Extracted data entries

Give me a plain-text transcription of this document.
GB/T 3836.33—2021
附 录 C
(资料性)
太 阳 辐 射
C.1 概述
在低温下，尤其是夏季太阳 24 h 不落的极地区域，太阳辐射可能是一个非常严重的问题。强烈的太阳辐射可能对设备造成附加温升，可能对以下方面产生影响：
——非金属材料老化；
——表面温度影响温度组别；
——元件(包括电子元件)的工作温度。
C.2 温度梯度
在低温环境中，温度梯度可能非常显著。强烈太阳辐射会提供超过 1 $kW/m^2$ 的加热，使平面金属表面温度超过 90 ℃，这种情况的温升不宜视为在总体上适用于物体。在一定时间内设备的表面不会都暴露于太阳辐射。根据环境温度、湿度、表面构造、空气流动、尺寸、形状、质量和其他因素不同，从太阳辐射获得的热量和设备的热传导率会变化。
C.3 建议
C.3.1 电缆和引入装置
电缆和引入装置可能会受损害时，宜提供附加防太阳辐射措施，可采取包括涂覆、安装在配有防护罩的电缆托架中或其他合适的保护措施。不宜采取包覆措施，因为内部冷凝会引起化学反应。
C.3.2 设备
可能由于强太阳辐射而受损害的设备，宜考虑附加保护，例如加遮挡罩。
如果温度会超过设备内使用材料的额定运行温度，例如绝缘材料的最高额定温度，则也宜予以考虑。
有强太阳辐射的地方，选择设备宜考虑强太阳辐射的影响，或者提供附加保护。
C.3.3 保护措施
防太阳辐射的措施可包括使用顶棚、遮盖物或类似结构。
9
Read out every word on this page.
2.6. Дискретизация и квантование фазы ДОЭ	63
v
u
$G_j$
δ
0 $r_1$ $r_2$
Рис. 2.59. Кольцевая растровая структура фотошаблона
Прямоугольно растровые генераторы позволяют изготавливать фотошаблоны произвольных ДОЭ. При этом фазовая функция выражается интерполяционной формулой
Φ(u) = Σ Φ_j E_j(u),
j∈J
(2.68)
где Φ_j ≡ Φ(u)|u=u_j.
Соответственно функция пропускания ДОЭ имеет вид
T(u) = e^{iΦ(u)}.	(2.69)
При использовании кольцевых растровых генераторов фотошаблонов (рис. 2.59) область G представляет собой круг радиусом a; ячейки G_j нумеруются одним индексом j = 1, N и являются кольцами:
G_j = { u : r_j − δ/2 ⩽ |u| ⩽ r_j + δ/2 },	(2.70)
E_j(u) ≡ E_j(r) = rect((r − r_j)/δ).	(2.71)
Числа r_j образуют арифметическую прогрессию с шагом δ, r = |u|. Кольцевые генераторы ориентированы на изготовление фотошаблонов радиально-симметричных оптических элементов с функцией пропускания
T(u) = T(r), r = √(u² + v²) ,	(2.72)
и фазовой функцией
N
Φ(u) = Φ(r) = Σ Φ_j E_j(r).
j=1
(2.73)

#### To be done
Copy out all of the data exactly, leaving nothing out.

#### Task response
Give me a plain-text transcription of this document.
GB/T 3836.33—2021
附 录 C
(资料性)
太 阳 辐 射
C.1 概述
在低温下，尤其是夏季太阳 24 h 不落的极地区域，太阳辐射可能是一个非常严重的问题。强烈的太阳辐射可能对设备造成附加温升，可能对以下方面产生影响：
——非金属材料老化；
——表面温度影响温度组别；
——元件(包括电子元件)的工作温度。
C.2 温度梯度
在低温环境中，温度梯度可能非常显著。强烈太阳辐射会提供超过 1 $kW/m^2$ 的加热，使平面金属表面温度超过 90 ℃，这种情况的温升不宜视为在总体上适用于物体。在一定时间内设备的表面不会都暴露于太阳辐射。根据环境温度、湿度、表面构造、空气流动、尺寸、形状、质量和其他因素不同，从太阳辐射获得的热量和设备的热传导率会变化。
C.3 建议
C.3.1 电缆和引入装置
电缆和引入装置可能会受损害时，宜提供附加防太阳辐射措施，可采取包括涂覆、安装在配有防护罩的电缆托架中或其他合适的保护措施。不宜采取包覆措施，因为内部冷凝会引起化学反应。
C.3.2 设备
可能由于强太阳辐射而受损害的设备，宜考虑附加保护，例如加遮挡罩。
如果温度会超过设备内使用材料的额定运行温度，例如绝缘材料的最高额定温度，则也宜予以考虑。
有强太阳辐射的地方，选择设备宜考虑强太阳辐射的影响，或者提供附加保护。
C.3.3 保护措施
防太阳辐射的措施可包括使用顶棚、遮盖物或类似结构。
9
Read out every word on this page.
2.6. Дискретизация и квантование фазы ДОЭ	63
v
u
$G_j$
δ
0 $r_1$ $r_2$
Рис. 2.59. Кольцевая растровая структура фотошаблона
Прямоугольно растровые генераторы позволяют изготавливать фотошаблоны произвольных ДОЭ. При этом фазовая функция выражается интерполяционной формулой
Φ(u) = Σ Φ_j E_j(u),
j∈J
(2.68)
где Φ_j ≡ Φ(u)|u=u_j.
Соответственно функция пропускания ДОЭ имеет вид
T(u) = e^{iΦ(u)}.	(2.69)
При использовании кольцевых растровых генераторов фотошаблонов (рис. 2.59) область G представляет собой круг радиусом a; ячейки G_j нумеруются одним индексом j = 1, N и являются кольцами:
G_j = { u : r_j − δ/2 ⩽ |u| ⩽ r_j + δ/2 },	(2.70)
E_j(u) ≡ E_j(r) = rect((r − r_j)/δ).	(2.71)
Числа r_j образуют арифметическую прогрессию с шагом δ, r = |u|. Кольцевые генераторы ориентированы на изготовление фотошаблонов радиально-симметричных оптических элементов с функцией пропускания
T(u) = T(r), r = √(u² + v²) ,	(2.72)
и фазовой функцией
N
Φ(u) = Φ(r) = Σ Φ_j E_j(r).
j=1
(2.73)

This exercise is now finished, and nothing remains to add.